**PROBLEM STATEMENT**
Note each line that includes the word "badge". Copy those lines.

**AVAILABLE RECORDS**
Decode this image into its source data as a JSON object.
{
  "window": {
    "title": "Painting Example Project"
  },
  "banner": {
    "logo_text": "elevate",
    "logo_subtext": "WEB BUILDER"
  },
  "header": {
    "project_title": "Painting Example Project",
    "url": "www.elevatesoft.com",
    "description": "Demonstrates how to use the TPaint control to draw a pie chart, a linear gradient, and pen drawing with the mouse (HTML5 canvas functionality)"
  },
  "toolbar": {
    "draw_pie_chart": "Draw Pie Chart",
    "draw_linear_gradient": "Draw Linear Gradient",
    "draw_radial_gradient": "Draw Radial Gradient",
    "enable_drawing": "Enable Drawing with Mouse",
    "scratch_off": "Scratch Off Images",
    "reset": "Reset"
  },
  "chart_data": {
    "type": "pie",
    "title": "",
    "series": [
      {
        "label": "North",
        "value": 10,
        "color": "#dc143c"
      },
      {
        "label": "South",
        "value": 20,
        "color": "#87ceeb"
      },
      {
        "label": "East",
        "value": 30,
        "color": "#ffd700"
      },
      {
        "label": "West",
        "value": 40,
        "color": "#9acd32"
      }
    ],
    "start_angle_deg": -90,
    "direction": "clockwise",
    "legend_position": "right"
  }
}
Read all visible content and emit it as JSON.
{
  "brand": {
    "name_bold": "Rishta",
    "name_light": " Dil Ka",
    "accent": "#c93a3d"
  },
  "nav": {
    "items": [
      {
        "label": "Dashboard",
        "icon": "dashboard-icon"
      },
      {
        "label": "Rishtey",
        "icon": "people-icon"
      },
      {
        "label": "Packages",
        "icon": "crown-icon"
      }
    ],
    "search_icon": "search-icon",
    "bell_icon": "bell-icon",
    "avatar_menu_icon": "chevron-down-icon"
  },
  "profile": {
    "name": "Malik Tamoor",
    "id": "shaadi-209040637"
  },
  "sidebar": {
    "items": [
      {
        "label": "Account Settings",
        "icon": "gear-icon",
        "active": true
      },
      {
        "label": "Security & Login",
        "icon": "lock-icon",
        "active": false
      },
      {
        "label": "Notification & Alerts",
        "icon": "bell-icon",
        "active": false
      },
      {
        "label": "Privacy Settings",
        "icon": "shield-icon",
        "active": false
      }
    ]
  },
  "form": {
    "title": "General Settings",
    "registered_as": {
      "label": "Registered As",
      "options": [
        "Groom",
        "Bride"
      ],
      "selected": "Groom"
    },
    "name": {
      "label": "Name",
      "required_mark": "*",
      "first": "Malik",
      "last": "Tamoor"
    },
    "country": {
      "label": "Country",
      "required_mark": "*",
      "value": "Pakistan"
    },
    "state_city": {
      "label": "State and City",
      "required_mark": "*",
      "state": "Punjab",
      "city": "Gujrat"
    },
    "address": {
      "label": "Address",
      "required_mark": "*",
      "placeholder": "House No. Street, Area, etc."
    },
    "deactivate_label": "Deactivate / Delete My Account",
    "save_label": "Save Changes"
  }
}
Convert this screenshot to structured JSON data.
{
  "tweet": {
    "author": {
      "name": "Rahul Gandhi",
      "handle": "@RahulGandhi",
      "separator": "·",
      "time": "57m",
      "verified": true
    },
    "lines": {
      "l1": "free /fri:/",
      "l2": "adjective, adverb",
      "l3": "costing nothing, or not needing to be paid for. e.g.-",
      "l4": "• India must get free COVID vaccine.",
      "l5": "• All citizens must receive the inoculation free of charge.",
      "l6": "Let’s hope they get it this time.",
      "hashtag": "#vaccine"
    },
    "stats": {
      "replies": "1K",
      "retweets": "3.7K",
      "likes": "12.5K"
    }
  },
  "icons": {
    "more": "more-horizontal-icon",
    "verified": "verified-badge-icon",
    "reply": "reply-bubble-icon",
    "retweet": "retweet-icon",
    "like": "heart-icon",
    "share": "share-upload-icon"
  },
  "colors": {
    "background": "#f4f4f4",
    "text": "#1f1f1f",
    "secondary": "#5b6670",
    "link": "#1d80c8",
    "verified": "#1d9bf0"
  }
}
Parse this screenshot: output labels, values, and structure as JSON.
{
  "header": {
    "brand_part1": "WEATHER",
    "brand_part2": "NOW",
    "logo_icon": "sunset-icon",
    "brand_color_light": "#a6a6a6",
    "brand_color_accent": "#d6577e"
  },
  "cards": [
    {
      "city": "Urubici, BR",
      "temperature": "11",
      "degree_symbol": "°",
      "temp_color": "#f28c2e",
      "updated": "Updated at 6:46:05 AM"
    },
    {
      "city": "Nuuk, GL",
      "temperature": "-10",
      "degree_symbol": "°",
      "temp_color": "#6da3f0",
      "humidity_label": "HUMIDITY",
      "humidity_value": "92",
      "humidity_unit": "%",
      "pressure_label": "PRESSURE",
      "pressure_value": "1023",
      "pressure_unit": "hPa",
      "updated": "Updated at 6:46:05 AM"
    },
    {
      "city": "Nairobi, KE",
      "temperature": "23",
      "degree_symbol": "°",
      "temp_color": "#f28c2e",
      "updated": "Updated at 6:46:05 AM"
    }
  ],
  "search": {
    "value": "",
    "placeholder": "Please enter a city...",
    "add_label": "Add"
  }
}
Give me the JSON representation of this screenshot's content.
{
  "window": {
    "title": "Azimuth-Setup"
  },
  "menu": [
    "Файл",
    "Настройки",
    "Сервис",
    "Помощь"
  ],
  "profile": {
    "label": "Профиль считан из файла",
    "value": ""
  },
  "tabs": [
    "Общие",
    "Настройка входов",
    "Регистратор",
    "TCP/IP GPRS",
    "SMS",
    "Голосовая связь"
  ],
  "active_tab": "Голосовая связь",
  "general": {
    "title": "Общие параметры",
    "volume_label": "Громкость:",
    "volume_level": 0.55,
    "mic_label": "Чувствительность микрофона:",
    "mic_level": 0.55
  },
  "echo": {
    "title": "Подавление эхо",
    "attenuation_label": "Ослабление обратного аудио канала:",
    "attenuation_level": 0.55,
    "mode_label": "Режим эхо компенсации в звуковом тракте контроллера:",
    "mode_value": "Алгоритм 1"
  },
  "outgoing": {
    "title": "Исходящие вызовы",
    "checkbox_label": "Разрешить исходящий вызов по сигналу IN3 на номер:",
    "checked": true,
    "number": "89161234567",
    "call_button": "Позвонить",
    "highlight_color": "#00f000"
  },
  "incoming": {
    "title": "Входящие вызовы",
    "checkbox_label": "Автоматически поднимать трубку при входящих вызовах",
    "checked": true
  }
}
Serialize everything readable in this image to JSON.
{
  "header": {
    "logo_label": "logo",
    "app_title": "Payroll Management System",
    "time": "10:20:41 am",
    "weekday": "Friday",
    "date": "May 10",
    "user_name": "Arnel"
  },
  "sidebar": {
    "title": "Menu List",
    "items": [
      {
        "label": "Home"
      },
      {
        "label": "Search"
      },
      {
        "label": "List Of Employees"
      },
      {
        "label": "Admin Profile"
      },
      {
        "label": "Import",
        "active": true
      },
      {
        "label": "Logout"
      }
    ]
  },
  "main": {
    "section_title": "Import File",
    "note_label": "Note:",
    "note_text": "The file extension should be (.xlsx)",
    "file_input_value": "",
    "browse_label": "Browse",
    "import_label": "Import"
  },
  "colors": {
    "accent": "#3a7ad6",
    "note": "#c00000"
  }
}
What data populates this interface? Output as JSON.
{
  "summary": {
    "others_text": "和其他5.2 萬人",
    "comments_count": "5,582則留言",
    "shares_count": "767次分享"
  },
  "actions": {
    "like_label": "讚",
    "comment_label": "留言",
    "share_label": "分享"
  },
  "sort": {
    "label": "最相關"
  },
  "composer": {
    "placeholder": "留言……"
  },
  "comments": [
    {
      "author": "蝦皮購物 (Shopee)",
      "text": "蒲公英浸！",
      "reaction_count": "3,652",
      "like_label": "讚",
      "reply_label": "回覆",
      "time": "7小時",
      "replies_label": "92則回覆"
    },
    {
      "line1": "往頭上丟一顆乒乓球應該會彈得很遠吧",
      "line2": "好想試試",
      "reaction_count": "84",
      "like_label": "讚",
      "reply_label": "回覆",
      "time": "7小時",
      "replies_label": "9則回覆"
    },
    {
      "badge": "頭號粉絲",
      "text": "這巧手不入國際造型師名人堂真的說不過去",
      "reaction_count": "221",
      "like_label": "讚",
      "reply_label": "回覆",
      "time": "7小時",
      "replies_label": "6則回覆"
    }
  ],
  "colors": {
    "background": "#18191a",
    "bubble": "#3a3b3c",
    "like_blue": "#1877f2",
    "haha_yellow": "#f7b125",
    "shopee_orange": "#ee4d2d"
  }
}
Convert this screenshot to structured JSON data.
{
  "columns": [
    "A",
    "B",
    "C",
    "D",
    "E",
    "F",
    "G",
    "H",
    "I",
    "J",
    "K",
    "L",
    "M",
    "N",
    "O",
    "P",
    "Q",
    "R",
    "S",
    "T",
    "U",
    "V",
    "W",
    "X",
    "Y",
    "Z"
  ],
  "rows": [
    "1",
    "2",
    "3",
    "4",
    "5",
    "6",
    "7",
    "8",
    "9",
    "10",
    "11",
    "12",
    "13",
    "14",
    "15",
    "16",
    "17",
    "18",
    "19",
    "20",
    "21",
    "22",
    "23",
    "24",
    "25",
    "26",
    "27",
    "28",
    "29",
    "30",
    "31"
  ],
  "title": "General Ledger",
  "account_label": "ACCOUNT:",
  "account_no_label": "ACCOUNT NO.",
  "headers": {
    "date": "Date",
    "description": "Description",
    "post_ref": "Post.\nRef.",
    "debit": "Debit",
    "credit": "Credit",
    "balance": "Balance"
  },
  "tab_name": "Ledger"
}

**RESULT**
    "verified": "verified-badge-icon",
      "badge": "頭號粉絲",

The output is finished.